=== Provided information ===

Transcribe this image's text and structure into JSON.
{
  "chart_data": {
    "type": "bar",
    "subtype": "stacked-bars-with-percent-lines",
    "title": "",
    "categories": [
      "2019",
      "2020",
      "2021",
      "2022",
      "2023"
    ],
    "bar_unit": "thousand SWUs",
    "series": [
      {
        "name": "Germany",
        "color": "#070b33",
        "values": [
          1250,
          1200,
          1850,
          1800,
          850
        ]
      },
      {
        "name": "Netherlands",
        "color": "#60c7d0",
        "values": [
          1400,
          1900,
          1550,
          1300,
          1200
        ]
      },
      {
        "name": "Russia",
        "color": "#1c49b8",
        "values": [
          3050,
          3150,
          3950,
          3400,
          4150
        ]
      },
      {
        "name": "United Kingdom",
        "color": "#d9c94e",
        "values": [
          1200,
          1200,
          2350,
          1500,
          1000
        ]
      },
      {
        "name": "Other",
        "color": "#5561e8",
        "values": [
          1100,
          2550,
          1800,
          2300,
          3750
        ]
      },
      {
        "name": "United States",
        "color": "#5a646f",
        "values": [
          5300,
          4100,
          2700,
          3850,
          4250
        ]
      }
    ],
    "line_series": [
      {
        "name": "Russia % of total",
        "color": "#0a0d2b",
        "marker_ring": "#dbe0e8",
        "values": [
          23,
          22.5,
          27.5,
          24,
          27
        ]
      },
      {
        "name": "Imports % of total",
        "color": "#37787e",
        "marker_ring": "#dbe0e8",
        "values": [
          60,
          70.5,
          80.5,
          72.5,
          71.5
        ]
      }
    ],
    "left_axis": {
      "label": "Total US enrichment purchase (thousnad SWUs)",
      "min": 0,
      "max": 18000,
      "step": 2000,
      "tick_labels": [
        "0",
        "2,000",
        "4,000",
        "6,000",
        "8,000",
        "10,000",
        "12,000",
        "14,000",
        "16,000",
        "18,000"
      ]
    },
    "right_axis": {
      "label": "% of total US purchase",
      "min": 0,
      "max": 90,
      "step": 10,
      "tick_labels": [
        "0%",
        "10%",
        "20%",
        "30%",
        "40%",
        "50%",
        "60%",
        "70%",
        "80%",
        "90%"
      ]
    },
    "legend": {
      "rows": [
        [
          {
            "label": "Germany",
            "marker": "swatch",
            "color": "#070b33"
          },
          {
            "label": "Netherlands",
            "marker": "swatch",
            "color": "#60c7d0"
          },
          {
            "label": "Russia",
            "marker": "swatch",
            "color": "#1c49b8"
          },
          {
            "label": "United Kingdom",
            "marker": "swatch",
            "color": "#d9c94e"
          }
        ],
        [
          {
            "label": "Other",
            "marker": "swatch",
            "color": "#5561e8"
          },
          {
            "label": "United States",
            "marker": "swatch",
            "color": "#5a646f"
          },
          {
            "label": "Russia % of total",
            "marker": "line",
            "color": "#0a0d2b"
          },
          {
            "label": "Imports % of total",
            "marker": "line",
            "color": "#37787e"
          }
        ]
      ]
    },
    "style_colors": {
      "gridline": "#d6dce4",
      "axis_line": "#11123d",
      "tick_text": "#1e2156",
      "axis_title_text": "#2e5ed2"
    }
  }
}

===

• What to do
Scan the lines for the string "SWUs". Copy out each line that matches.

• Task output
    "bar_unit": "thousand SWUs",
      "label": "Total US enrichment purchase (thousnad SWUs)",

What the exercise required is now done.